INFORMATION SUPPLIED start

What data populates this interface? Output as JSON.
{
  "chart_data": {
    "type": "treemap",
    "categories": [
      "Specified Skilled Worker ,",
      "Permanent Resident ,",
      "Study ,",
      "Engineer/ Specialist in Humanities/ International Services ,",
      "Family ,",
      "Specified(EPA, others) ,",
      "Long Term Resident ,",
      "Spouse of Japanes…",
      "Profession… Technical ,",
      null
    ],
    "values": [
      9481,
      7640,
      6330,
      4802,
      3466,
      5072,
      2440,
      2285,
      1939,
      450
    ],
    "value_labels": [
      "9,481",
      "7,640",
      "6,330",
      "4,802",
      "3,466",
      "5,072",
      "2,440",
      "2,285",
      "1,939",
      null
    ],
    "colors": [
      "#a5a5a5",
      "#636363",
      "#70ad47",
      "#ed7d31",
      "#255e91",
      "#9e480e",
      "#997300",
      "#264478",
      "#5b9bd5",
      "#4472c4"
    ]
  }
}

INFORMATION SUPPLIED end

Work out how many lines of the listing above include "Specified". Answer with the number and nothing more.

2